Count the lines in the data below that contain the string "network", matching case exactly, and give only the number.

[START OF Available records]

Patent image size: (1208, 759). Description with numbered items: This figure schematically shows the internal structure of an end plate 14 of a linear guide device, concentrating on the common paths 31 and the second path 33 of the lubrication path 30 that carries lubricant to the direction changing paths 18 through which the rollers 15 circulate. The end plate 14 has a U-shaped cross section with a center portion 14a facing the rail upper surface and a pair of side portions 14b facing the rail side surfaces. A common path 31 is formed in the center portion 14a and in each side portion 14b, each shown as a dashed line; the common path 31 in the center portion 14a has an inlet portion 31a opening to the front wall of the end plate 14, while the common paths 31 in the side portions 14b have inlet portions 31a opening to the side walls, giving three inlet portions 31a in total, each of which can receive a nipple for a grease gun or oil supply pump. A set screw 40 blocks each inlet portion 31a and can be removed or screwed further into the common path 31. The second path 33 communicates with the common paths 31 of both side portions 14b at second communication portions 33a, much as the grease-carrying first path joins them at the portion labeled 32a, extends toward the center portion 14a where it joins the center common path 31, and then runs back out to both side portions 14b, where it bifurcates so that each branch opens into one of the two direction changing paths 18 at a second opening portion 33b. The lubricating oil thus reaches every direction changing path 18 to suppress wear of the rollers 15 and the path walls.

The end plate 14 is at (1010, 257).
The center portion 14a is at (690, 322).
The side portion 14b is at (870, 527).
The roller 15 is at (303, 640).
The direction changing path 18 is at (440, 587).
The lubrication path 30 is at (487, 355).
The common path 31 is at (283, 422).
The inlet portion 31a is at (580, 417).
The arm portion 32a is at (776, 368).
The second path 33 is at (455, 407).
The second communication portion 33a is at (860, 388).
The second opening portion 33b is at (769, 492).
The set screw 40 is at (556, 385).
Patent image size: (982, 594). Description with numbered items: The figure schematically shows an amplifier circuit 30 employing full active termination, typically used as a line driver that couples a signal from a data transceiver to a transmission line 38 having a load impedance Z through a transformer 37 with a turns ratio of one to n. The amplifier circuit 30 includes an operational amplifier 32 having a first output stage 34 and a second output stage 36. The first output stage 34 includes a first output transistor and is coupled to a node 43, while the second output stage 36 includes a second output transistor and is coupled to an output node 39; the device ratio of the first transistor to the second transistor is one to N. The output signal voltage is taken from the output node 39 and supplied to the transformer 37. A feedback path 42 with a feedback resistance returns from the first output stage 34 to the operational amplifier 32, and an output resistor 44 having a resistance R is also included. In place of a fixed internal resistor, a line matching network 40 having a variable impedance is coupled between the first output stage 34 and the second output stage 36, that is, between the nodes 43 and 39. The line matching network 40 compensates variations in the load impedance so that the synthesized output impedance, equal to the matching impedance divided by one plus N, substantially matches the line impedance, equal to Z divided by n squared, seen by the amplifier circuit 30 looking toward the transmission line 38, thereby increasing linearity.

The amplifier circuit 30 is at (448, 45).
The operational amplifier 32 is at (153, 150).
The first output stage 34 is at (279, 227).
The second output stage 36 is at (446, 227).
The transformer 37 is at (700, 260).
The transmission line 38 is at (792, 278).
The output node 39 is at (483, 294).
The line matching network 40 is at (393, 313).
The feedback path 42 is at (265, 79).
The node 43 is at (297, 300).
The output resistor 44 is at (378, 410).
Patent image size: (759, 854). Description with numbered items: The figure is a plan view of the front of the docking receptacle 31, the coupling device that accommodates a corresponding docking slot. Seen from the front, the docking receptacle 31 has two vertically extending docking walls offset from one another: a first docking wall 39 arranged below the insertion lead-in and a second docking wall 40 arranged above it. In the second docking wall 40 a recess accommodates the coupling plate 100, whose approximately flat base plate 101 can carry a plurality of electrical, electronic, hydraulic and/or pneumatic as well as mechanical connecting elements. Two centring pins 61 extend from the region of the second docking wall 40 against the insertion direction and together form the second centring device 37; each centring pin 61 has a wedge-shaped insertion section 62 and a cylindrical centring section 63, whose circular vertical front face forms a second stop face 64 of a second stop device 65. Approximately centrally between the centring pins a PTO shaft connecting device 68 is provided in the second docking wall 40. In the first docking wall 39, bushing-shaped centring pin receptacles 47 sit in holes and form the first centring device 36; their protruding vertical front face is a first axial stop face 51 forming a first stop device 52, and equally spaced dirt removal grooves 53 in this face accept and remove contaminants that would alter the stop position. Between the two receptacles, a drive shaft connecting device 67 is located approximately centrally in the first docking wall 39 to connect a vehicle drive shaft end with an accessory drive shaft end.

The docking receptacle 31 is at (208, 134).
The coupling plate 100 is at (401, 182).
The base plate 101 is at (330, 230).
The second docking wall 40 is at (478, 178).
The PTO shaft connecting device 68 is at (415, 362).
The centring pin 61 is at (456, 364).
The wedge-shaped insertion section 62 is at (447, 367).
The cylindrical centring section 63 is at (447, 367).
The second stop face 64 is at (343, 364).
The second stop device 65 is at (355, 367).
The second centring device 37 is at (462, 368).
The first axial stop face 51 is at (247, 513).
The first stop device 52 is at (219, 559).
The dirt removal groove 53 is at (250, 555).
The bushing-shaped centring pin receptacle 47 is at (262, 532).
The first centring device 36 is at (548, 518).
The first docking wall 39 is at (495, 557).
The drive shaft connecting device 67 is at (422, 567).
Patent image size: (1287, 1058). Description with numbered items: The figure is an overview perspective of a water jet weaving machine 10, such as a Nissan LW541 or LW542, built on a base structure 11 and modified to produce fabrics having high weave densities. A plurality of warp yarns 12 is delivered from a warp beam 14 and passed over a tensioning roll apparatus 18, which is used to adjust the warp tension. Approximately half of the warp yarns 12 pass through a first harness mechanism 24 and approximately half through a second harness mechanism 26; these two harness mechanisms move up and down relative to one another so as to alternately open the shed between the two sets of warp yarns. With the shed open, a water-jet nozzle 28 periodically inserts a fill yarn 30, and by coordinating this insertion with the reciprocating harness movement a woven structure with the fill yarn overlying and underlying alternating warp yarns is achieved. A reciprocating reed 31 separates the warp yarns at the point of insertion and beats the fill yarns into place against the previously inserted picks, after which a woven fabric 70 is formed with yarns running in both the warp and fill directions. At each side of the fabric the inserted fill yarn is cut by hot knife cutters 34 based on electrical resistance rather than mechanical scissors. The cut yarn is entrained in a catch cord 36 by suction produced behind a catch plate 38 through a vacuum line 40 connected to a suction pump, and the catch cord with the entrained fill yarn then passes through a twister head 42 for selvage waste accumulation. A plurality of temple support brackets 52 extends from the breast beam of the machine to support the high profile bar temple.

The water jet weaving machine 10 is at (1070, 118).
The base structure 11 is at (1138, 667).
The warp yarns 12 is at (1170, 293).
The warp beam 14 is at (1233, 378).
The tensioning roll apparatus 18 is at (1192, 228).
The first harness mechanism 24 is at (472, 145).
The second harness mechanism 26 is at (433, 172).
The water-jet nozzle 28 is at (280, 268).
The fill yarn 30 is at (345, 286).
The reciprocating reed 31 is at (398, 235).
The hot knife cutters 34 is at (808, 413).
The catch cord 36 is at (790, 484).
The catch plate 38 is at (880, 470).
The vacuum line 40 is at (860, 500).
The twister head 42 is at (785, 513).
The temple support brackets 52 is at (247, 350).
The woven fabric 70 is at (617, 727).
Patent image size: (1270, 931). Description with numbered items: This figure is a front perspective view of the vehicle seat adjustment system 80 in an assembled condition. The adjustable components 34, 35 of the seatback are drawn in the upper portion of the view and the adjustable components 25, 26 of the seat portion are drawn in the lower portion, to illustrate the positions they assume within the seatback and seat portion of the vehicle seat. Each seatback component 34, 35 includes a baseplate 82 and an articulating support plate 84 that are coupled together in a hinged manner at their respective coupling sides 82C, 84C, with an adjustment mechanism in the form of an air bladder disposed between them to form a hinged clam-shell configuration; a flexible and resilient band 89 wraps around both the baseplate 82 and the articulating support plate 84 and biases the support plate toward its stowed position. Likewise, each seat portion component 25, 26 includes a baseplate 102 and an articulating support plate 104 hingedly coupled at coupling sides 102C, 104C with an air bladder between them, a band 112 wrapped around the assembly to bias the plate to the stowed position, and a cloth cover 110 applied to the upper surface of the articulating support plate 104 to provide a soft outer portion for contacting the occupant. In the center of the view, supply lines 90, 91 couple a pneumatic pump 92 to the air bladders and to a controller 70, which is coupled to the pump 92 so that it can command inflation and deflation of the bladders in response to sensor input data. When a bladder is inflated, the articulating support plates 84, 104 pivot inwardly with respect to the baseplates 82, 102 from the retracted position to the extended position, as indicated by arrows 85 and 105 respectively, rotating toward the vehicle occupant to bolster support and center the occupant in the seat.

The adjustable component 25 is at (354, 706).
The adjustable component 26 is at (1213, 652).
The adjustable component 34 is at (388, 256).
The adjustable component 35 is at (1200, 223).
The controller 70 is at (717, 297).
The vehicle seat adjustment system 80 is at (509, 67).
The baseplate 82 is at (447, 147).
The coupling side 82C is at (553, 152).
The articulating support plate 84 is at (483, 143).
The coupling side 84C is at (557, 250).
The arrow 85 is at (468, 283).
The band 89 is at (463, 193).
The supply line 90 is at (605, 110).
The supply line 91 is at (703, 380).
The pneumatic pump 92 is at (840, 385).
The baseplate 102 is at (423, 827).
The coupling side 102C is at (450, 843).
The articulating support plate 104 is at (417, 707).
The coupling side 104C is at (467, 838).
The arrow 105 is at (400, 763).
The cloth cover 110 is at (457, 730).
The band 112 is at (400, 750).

[END OF Available records]

_Solution for this exercise_
2